[Dataset rows]
######

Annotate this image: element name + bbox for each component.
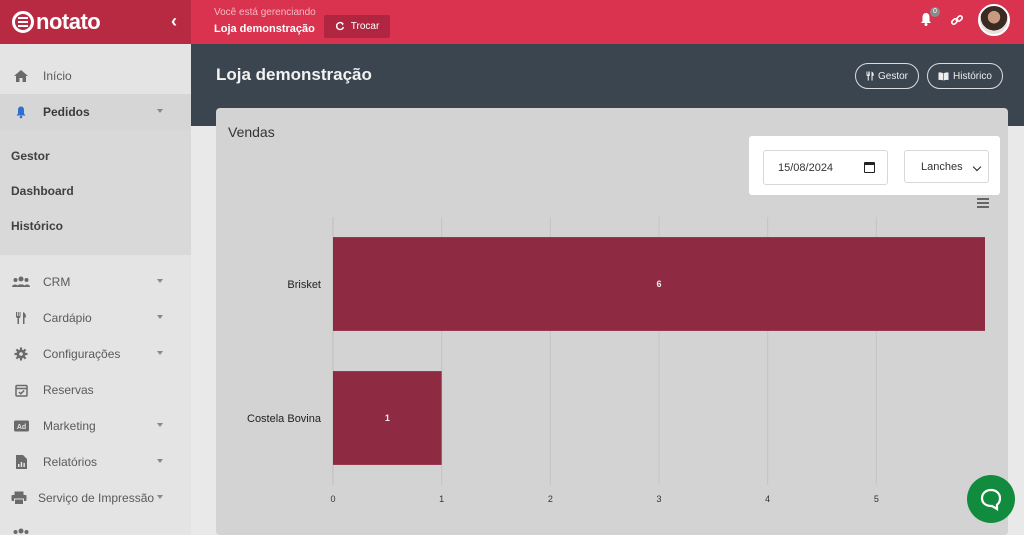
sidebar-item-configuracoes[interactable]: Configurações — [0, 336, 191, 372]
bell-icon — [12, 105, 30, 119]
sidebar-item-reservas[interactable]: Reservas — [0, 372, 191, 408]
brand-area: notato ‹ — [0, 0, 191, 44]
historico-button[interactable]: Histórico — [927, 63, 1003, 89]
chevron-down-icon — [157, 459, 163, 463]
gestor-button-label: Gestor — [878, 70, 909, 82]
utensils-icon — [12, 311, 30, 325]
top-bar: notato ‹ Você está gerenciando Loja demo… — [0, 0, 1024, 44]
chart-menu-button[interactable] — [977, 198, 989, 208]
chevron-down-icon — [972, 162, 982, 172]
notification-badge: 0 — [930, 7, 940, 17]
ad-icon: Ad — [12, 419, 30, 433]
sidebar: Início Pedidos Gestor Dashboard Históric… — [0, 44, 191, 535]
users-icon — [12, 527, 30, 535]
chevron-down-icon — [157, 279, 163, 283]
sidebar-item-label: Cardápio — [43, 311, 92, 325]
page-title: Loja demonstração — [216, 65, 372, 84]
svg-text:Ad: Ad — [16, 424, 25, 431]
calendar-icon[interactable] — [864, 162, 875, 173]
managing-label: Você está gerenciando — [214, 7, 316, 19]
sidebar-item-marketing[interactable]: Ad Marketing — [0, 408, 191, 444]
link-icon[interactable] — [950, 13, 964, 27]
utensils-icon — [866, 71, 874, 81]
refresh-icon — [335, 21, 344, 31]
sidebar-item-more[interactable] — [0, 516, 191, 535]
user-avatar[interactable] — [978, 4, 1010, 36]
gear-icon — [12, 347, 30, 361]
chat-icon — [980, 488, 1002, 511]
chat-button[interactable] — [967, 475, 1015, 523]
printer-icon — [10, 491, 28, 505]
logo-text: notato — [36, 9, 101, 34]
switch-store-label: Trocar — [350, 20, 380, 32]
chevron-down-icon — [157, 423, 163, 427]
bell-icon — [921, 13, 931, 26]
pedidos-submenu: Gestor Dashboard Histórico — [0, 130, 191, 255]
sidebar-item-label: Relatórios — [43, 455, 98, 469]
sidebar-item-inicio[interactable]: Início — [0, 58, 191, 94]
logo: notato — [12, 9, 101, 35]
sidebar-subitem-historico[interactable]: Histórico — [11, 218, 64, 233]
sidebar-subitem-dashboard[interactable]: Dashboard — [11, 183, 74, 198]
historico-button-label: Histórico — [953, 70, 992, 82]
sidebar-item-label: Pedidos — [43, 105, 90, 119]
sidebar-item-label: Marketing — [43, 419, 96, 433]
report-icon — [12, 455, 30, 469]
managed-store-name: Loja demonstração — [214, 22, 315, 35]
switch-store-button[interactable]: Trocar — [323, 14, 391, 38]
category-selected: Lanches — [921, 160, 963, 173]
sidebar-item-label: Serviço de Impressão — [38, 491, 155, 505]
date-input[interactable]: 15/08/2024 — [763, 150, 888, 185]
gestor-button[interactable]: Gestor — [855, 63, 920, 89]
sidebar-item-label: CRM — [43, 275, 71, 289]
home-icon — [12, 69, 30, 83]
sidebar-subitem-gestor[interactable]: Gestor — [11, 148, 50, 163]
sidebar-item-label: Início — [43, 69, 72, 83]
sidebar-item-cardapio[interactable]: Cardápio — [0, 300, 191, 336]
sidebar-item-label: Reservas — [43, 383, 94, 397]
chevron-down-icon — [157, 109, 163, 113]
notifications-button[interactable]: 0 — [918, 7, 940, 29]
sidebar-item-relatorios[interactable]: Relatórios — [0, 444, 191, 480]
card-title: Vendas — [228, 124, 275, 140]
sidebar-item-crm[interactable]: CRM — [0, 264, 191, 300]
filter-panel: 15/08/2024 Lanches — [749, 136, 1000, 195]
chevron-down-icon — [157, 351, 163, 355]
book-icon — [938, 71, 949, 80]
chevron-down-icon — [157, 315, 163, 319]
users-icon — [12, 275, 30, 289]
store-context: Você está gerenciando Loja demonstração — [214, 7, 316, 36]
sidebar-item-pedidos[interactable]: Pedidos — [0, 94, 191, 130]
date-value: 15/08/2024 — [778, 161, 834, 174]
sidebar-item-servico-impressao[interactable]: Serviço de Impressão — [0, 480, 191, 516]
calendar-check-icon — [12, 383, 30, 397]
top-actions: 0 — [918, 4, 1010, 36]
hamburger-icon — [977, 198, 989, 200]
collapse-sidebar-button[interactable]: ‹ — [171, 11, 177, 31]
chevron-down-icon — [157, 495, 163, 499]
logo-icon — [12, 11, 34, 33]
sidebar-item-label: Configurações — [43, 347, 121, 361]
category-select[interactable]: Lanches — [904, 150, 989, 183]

######

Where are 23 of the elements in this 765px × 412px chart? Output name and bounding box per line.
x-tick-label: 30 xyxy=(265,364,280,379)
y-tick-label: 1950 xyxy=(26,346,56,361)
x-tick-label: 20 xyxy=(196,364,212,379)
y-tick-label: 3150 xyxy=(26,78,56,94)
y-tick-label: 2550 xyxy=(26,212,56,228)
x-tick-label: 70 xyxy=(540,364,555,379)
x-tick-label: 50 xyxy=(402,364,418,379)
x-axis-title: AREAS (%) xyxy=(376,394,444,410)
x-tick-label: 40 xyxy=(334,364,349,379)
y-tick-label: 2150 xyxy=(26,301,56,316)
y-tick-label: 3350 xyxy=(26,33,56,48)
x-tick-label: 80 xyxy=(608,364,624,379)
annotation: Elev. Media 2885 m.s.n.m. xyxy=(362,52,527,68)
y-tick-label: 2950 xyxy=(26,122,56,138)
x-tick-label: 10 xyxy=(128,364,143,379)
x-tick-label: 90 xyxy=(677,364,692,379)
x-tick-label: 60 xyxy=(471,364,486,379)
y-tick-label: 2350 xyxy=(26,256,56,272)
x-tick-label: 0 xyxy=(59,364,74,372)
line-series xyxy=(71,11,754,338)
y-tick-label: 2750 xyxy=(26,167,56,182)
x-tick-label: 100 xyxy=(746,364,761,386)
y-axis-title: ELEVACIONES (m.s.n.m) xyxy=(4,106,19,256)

######

■ PROBLEM STATEMENT
Take the entries from the line with "Where are 23" through the line with "y-axis-title: ELEVACIONES (m.s.n.m)", and write them out again with every "x-tick-label" changed to "x-axis-tick" and nothing else touched.

■ THE SOLUTION
Where are 23 of the elements in this 765px × 412px chart? Output name and bounding box per line.
x-axis-tick: 30 xyxy=(265,364,280,379)
y-tick-label: 1950 xyxy=(26,346,56,361)
x-axis-tick: 20 xyxy=(196,364,212,379)
y-tick-label: 3150 xyxy=(26,78,56,94)
y-tick-label: 2550 xyxy=(26,212,56,228)
x-axis-tick: 70 xyxy=(540,364,555,379)
x-axis-tick: 50 xyxy=(402,364,418,379)
x-axis-title: AREAS (%) xyxy=(376,394,444,410)
x-axis-tick: 40 xyxy=(334,364,349,379)
y-tick-label: 2150 xyxy=(26,301,56,316)
y-tick-label: 3350 xyxy=(26,33,56,48)
x-axis-tick: 80 xyxy=(608,364,624,379)
annotation: Elev. Media 2885 m.s.n.m. xyxy=(362,52,527,68)
y-tick-label: 2950 xyxy=(26,122,56,138)
x-axis-tick: 10 xyxy=(128,364,143,379)
x-axis-tick: 90 xyxy=(677,364,692,379)
x-axis-tick: 60 xyxy=(471,364,486,379)
y-tick-label: 2350 xyxy=(26,256,56,272)
x-axis-tick: 0 xyxy=(59,364,74,372)
line-series xyxy=(71,11,754,338)
y-tick-label: 2750 xyxy=(26,167,56,182)
x-axis-tick: 100 xyxy=(746,364,761,386)
y-axis-title: ELEVACIONES (m.s.n.m) xyxy=(4,106,19,256)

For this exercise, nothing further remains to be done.